Texte de lecture |
◆ ◆ ◆ ◆ ◆ ◆ ◆
50 ans après, la lecture se révèle passionnante. Le thème central est basé sur le danger des pesticides. L’ouvrage est particulièrement bien documenté, il met en avant les inconvénients sur la chaine alimentaire et au final sur l’homme, de l’utilisation des pesticides. L’auteur observe que les insectes ont une extraordinaire faculté d’adaptation et qu’il faut donc augmenter régulièrement la toxicité des pesticides ou en inventer de nouveaux pour atteindre les objectifs. Les effets sur l’air, sur le sol, sur l’eau sont pointés par l’auteur qui remarque que l’extrême spécialisation technique a fait que les industries chimiques voient les avantages de leur produit sans pouvoir déceler les désastres biologiques qui peuvent être induits.
◆ ◆ ◆ ◆ ◆ ◆ ◆
Données |
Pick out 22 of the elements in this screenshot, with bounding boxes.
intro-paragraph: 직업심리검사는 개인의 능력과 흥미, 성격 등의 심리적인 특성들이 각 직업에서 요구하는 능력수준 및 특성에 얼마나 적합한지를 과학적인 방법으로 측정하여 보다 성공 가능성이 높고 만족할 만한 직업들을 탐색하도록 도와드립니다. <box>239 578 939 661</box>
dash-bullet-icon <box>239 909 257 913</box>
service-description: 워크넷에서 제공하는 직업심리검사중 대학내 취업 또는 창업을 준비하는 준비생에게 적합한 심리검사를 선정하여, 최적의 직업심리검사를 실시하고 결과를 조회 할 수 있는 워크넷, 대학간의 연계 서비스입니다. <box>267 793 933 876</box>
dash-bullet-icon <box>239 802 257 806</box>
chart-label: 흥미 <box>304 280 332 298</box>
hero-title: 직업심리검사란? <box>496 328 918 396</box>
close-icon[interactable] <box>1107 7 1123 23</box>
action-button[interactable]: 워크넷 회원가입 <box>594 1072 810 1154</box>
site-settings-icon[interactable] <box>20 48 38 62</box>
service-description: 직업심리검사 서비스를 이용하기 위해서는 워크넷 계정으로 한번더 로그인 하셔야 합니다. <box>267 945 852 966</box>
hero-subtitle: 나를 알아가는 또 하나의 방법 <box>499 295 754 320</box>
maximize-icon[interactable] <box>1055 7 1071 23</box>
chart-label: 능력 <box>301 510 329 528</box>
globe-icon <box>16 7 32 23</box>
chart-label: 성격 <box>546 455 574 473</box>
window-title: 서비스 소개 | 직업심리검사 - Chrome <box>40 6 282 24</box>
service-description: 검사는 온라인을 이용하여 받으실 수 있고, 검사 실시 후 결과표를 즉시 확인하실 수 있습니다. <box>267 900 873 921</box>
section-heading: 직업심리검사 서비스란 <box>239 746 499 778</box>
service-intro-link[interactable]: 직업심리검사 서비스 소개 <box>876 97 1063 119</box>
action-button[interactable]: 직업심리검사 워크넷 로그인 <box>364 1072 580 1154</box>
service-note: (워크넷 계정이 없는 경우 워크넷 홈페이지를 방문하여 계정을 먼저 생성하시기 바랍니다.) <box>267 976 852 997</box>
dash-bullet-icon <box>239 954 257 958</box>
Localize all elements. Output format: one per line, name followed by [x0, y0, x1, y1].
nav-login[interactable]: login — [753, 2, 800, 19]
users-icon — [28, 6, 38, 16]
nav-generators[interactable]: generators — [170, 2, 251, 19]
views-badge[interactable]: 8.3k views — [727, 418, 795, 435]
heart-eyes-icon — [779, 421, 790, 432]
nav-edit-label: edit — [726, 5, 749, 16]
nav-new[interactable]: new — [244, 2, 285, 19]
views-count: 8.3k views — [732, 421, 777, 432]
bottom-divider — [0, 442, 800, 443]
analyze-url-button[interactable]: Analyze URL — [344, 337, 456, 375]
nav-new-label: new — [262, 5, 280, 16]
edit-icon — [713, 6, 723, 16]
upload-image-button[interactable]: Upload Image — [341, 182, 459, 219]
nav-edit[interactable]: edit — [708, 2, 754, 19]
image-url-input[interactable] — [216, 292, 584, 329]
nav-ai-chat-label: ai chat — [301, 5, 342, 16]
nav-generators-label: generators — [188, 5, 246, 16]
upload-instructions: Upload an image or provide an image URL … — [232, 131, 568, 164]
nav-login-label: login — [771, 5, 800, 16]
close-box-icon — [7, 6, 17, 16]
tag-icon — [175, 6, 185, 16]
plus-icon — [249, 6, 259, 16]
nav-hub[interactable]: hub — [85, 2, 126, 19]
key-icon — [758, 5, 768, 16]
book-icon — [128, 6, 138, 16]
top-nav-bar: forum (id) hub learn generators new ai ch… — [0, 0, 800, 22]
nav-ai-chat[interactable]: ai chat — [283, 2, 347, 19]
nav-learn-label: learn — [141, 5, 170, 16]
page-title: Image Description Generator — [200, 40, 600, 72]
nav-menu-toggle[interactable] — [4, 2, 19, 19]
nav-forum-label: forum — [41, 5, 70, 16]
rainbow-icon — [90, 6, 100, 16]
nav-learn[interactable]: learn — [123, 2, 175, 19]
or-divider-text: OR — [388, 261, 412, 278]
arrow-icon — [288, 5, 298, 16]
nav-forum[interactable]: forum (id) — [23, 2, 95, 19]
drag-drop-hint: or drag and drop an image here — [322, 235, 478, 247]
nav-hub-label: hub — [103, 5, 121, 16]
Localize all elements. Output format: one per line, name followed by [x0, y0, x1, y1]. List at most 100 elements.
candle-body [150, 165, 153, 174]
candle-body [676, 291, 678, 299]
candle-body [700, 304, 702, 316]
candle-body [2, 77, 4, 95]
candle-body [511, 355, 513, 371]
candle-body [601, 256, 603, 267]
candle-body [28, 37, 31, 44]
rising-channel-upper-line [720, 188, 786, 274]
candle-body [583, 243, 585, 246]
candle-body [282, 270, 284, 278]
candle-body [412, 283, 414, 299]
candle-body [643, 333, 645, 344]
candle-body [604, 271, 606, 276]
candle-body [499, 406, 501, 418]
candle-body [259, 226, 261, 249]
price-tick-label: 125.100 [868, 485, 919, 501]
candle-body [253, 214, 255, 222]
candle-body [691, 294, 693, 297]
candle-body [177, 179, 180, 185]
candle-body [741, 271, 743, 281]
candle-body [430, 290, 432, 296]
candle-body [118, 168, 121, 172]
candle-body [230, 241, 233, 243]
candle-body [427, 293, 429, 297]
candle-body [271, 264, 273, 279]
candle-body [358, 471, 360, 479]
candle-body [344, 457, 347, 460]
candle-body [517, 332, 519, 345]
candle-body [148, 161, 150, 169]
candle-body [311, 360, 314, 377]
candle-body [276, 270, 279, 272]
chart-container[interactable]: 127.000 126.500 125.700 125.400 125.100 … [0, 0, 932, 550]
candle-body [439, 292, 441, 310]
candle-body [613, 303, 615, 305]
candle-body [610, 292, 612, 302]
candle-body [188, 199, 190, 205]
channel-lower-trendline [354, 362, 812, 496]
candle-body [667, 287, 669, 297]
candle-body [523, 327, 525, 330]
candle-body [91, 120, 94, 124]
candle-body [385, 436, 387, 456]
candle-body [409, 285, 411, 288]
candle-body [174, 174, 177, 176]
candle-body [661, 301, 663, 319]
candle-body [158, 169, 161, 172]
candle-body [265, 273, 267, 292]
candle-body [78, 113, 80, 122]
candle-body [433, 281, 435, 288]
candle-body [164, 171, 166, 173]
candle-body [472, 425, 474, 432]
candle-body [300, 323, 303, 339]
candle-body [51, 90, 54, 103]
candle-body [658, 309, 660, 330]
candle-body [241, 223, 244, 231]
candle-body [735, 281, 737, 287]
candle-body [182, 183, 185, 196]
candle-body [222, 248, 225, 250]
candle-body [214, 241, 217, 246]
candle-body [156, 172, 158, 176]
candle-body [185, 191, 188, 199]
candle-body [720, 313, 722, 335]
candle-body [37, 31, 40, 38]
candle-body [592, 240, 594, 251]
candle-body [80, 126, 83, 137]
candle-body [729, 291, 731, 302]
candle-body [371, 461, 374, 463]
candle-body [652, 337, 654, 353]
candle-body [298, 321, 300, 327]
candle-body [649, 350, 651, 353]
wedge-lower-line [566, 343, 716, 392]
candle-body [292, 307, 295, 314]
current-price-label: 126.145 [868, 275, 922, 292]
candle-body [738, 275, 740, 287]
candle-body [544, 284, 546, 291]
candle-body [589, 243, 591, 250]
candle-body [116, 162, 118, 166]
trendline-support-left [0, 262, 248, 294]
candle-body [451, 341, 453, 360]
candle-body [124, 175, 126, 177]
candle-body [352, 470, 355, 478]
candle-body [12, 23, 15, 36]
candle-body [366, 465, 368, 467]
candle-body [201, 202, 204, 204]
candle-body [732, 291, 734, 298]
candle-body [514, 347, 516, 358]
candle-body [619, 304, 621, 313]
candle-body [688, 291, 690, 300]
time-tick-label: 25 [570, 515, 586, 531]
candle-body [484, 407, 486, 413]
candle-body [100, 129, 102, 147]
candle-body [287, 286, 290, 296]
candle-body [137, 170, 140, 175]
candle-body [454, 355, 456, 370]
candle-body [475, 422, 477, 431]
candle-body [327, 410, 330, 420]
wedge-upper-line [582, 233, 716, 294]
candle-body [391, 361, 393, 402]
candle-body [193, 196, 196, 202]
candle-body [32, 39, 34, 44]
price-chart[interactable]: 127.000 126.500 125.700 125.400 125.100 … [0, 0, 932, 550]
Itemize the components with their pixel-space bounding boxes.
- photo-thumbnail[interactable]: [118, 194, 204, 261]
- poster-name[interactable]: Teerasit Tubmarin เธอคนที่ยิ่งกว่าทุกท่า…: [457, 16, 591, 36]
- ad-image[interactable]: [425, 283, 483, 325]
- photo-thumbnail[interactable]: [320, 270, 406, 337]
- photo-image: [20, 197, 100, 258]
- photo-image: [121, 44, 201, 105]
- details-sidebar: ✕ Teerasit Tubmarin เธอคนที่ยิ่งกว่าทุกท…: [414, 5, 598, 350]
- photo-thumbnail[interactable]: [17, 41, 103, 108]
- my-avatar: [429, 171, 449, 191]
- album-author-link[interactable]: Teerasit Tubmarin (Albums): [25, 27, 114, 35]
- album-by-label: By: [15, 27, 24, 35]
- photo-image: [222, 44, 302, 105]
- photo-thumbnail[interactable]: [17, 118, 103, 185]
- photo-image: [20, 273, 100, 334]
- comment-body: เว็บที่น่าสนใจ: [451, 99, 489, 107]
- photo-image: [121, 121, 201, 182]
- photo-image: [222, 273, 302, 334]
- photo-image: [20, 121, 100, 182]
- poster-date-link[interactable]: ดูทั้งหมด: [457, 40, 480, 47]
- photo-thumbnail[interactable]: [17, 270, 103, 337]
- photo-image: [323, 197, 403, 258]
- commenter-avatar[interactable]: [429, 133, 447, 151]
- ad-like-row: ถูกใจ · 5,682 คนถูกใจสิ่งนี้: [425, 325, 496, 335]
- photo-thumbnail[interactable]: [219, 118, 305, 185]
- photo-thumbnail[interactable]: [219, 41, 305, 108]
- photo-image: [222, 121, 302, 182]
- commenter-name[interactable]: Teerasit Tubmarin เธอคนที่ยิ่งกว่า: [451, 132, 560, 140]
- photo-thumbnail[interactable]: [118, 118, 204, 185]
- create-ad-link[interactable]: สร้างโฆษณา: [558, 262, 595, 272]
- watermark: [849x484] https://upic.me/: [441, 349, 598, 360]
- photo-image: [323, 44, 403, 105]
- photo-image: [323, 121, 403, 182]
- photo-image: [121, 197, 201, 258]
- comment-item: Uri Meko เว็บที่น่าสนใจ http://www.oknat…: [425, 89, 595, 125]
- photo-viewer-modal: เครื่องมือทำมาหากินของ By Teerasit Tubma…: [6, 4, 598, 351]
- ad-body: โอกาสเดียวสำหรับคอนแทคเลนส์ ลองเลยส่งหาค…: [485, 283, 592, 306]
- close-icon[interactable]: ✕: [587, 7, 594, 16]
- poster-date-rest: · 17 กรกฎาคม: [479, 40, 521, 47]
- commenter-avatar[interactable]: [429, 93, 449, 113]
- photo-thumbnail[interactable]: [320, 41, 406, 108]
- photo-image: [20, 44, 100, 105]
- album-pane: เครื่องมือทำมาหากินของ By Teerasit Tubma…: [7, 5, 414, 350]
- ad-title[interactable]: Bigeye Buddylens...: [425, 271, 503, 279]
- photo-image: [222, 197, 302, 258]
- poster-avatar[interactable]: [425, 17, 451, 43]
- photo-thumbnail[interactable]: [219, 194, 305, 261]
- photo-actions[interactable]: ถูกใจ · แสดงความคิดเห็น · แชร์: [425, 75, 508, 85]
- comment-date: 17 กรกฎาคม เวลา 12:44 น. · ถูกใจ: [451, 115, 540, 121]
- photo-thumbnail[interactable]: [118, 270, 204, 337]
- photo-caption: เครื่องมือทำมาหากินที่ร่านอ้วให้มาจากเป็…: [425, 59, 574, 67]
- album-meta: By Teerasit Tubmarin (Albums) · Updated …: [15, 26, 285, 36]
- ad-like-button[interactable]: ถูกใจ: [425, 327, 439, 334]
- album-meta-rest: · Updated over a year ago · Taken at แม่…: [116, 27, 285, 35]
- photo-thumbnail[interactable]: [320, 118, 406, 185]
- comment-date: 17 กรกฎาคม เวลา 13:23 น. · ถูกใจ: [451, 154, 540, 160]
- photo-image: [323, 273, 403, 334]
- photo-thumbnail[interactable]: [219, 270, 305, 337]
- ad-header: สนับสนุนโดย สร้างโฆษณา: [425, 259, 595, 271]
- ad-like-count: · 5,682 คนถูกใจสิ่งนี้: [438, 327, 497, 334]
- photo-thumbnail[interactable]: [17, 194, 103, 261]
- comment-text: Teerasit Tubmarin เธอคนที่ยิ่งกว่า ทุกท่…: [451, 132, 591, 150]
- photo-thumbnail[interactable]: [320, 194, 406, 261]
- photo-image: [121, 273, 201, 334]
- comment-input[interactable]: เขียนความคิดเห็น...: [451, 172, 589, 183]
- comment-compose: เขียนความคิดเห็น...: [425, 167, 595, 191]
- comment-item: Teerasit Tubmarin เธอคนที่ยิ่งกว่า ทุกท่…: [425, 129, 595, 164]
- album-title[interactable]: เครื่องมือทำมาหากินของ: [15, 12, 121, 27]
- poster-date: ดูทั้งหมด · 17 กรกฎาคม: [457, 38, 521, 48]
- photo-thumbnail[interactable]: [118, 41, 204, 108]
◆ ◆ ◆ ◆ ◆ ◆ ◆
Exercices à traiter |
1. Extrayez du texte sur les pesticides le passage qui va de « 50 ans après, la » jusqu'à « peuvent être induits. ».
2. D'après le texte sur les pesticides, quelle faculté les insectes possèdent-ils ?
Ce matériel est tiré d'une autre source.

Corrigé des exercices |
1.
50 ans après, la lecture se révèle passionnante. Le thème central est basé sur le danger des pesticides. L’ouvrage est particulièrement bien documenté, il met en avant les inconvénients sur la chaine alimentaire et au final sur l’homme, de l’utilisation des pesticides. L’auteur observe que les insectes ont une extraordinaire faculté d’adaptation et qu’il faut donc augmenter régulièrement la toxicité des pesticides ou en inventer de nouveaux pour atteindre les objectifs. Les effets sur l’air, sur le sol, sur l’eau sont pointés par l’auteur qui remarque que l’extrême spécialisation technique a fait que les industries chimiques voient les avantages de leur produit sans pouvoir déceler les désastres biologiques qui peuvent être induits.

2. Une extraordinaire faculté d'adaptation.